◆ **Exercise**: Write out the rows from the start of the records through the line containing "exhibit-header: Exhibit 7: Share", both ends included, keeping each line unchanged.

--- Materials provided ---

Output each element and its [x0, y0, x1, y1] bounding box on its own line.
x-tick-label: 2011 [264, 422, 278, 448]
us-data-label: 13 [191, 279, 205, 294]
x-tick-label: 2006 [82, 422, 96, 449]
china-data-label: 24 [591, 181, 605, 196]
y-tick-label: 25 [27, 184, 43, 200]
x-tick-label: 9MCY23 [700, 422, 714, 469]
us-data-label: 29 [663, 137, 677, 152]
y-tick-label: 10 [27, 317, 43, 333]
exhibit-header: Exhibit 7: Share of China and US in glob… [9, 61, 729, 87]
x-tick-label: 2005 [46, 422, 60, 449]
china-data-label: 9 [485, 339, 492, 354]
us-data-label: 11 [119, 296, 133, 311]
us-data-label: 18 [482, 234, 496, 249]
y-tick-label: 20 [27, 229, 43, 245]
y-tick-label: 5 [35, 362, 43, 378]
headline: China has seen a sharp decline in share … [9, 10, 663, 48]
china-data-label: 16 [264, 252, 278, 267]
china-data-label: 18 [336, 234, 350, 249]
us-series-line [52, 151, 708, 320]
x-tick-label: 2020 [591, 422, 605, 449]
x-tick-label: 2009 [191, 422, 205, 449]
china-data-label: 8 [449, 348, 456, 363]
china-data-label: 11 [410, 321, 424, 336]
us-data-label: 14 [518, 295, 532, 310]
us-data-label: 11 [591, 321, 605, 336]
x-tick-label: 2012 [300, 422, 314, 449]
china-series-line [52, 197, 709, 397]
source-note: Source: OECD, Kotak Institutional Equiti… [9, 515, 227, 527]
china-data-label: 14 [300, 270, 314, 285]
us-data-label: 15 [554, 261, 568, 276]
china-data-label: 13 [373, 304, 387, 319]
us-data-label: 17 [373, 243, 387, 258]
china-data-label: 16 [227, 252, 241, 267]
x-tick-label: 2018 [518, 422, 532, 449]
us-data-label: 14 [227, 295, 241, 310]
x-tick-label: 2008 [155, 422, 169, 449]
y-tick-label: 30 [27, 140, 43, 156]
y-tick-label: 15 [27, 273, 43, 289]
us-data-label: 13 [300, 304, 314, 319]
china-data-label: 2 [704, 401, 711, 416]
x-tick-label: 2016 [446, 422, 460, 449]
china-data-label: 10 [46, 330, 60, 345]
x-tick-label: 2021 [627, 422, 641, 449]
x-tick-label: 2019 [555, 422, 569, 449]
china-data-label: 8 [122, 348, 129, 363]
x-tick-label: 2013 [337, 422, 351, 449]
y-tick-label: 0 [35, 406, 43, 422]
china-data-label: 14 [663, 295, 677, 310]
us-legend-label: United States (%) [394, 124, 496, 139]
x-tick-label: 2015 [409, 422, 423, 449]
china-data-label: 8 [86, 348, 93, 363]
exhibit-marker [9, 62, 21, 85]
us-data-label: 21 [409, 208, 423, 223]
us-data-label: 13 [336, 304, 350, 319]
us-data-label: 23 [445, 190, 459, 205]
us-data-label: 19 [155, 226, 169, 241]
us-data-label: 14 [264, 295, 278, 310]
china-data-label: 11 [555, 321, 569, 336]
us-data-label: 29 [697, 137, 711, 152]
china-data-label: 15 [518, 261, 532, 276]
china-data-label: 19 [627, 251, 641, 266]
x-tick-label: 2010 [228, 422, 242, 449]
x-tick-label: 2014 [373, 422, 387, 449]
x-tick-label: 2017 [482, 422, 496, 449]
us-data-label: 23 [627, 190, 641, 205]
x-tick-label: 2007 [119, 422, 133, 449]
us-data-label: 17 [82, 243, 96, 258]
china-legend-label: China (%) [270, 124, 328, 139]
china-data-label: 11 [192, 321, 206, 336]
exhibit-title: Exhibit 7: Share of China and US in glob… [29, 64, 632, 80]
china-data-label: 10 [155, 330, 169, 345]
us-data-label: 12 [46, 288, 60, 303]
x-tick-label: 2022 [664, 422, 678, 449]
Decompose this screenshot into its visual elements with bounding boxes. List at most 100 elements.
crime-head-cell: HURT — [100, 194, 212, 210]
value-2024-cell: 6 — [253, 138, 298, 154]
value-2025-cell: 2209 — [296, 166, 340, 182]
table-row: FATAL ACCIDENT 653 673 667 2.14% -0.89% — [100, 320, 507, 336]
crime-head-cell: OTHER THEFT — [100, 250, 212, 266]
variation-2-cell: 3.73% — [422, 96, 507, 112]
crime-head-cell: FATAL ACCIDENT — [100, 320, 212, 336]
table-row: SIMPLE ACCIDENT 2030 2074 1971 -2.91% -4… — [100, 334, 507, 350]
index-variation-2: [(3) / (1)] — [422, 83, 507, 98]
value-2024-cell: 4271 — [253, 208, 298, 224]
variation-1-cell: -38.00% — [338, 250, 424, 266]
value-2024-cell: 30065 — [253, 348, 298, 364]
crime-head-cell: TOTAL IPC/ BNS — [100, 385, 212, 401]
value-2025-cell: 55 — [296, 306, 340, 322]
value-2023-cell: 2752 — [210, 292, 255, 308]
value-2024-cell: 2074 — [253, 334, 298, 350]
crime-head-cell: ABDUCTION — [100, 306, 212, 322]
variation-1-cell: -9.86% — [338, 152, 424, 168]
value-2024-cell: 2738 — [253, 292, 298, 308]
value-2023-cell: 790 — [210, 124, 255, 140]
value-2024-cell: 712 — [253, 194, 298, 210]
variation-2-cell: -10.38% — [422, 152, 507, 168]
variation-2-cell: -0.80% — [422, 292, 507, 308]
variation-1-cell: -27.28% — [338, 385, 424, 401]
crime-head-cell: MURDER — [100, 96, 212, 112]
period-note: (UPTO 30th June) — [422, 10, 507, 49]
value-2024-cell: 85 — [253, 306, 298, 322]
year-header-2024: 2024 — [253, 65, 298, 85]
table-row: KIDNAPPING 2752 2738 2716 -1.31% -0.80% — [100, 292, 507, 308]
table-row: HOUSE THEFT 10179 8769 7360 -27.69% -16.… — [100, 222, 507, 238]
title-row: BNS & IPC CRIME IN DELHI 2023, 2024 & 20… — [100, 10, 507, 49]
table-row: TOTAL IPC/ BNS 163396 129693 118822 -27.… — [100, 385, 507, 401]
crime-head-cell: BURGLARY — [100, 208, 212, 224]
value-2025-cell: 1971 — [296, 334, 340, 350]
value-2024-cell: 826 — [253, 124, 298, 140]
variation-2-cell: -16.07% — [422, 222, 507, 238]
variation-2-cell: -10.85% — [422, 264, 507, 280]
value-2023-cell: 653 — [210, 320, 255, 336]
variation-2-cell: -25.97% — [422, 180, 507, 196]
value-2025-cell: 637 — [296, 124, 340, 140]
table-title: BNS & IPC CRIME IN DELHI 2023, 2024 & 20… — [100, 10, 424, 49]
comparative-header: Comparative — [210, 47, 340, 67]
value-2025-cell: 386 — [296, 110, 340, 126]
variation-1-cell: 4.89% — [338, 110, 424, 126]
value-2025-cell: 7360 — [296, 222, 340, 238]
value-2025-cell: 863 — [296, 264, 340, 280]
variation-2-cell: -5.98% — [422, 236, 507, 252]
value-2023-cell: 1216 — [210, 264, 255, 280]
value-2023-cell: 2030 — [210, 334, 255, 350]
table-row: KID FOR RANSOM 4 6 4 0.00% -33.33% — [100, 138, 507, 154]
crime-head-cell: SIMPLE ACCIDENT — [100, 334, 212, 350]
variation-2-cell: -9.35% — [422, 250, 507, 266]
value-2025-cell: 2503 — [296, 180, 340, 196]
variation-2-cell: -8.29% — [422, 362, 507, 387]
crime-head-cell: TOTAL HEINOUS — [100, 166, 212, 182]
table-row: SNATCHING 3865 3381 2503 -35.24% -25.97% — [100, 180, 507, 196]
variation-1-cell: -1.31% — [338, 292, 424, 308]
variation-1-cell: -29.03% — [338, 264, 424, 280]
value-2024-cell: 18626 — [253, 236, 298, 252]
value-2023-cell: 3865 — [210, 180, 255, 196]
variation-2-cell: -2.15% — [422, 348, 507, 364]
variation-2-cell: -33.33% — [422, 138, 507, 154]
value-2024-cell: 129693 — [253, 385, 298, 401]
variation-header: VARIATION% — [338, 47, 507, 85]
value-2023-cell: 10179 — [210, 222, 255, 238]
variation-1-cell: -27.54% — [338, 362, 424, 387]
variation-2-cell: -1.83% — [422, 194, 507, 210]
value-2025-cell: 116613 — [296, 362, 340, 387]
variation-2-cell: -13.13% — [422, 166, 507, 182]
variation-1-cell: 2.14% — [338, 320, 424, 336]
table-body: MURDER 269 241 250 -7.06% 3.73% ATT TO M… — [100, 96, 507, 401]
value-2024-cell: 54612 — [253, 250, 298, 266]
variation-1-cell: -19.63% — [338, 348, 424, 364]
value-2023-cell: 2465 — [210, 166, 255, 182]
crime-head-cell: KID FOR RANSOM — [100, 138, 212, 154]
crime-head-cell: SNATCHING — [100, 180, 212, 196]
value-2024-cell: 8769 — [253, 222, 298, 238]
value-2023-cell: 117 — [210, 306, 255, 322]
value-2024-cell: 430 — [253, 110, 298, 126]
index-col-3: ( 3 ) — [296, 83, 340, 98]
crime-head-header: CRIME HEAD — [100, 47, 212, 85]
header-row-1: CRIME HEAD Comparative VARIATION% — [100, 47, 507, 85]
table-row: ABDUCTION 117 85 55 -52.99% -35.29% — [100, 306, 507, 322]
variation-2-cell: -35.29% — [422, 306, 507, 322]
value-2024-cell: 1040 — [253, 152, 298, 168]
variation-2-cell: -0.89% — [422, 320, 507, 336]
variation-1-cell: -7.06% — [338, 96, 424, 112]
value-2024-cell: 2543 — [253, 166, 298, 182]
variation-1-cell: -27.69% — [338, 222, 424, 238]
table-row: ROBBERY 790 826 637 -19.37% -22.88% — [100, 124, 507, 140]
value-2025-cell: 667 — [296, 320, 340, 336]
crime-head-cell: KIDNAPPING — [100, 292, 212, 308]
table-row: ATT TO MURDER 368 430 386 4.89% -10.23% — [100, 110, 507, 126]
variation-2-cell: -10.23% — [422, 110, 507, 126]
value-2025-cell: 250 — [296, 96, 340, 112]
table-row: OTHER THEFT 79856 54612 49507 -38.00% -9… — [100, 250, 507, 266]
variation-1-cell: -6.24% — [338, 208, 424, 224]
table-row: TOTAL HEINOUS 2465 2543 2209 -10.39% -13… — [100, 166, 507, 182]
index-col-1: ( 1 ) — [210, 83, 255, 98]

---

◆ **Reply to the task**:
Output each element and its [x0, y0, x1, y1] bounding box on its own line.
x-tick-label: 2011 [264, 422, 278, 448]
us-data-label: 13 [191, 279, 205, 294]
x-tick-label: 2006 [82, 422, 96, 449]
china-data-label: 24 [591, 181, 605, 196]
y-tick-label: 25 [27, 184, 43, 200]
x-tick-label: 9MCY23 [700, 422, 714, 469]
us-data-label: 29 [663, 137, 677, 152]
y-tick-label: 10 [27, 317, 43, 333]
exhibit-header: Exhibit 7: Share of China and US in glob… [9, 61, 729, 87]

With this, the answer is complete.